Required tasks ::
a - How many lines of Python does the full simulation take, according to the Theory-of-Mind simulation post?
b - Please continue the Theory-of-Mind simulation post from the point where it stops.

The two previous posts showed what the Theory-of-Mind sim found. This one shows how it works. The full simulation — agents with recursive world-models, evolutionary selection on prediction accuracy, detection of self-reference and meta-cognition — is 528 lines of standard-library Python. No dependencies. No ML framework. No neural network.

If you want the code: scripts/theory_of_mind.py. Here’s the pattern.

The key trick: minds are feature lists

Every agent has a tiny “model” represented as a list of features. A feature is a tuple of tokens:

("env.food",)                          # depth 0
("other.action",)                      # depth 1 — observable behavior
("self.state",)                        # depth 2 — self-reference
("other.model", "self.state")          # depth 3 — ToM proper
("other.model", "other.model", "self.state")  # depth 5 — shared attention

The grammar is strict: the list ends with a terminal (env.food, other.action, self.state, etc.), and anything before the terminal must be the keyword other.model. That’s it. No trees, no gradients, no neural weights — just token paths.

The depth of a feature is: count the other.model tokens, add 1 if the terminal is self.state. ("other.model", "other.model", "self.state") has 2 gateways + self = depth 4. Actually, let me just show the function:

def feature_depth(feature):
    gates = sum(1 for t in feature if t == "other.model")
    has_self = feature[-1] == "self.state"
    if gates == 0:
        return 2 if has_self else (1 if feature[-1].startswith("other.") else 0)
    return 2 + gates if has_self else 1 + gates

This is doing a lot of work for 6 lines. It’s the entire definition of “how much theory-of-mind does this feature have.”

The perspective swap

This is the part I’m most proud of. When an agent evaluates a feature containing other.model, perspective has to flip: the feature now describes how the other agent sees us.

def evaluate_feature(feature, world, observer, target, budget):
    head, rest = feature[0], feature[1:]

    if head == "env.food":      return world["food"]
    if head == "other.action":  return target["last_action"]
    if head == "self.state":    return observer["internal_state"]

    if head == "other.model":
        # Swap: target becomes the new observer, observer becomes the target
        return evaluate_feature(rest, world, target, observer, budget - 1)

That one line — the swap on the other.model branch — is how you get recursion. Every time you hit a gateway, the function calls itself with observer and target reversed. ("other.model", "self.state") evaluated by agent A about agent B means: “What is B’s internal state, from B’s perspective?” That’s A modeling B’s self-model. Depth 3.

You don’t need neural networks for this. You don’t need embeddings. You need a token language and a single swap.

Data shown ::
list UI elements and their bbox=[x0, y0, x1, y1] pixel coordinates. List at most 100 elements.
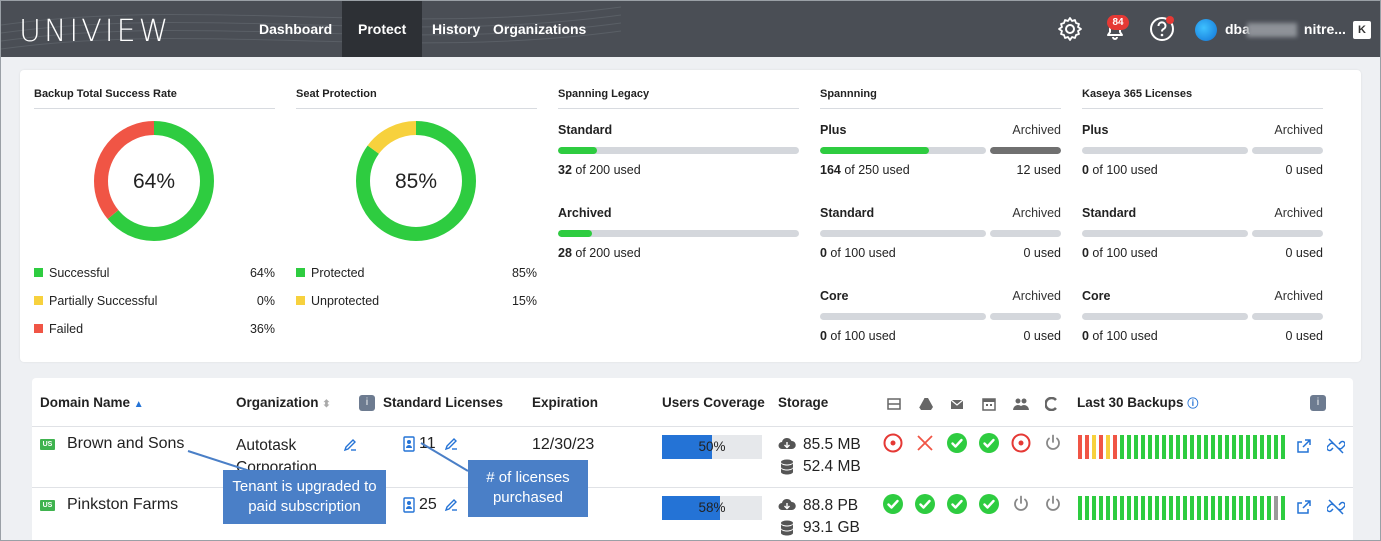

Answers for the tasks ::
a - 528 lines of standard-library Python.

b -
Fitness is prediction accuracy, minus complexity tax

Every generation, each agent tries to predict 16 neighbors’ next actions. Each correct guess = +1 fitness. Each unit of model complexity = −0.08 per frame. That’s it.

for agent in population:
    for neighbor in sample_neighbors(agent, 16):
        predicted = agent_predict(agent, neighbor, world)
        actual = neighbor["last_action"]
        if predicted == actual:
            agent["fitness"] += 1.0
    agent["fitness"] -= 0.08 * model_complexity(agent)

Model complexity is just length × depth summed across features. Deeper features cost more. So the evolutionary pressure is: predict accurately, but don’t carry machinery you don’t need.

This is the part that produces the interesting results. Depth 3 features appear all the time from random mutation, but they have to earn their maintenance cost or they get culled. In the current task, they don’t earn it — which is why populations regress to depth 2.

Mutation is four operations

Add a feature, drop a feature, mutate an existing feature, or do nothing. Mutating a feature is itself three sub-operations: deepen (prepend other.model), shallow (drop leading other.model), or swap the terminal token.

def mutate_feature(seed, aid, feat):
    h = _h(seed, "mut-feat", str(aid), "".join(feat))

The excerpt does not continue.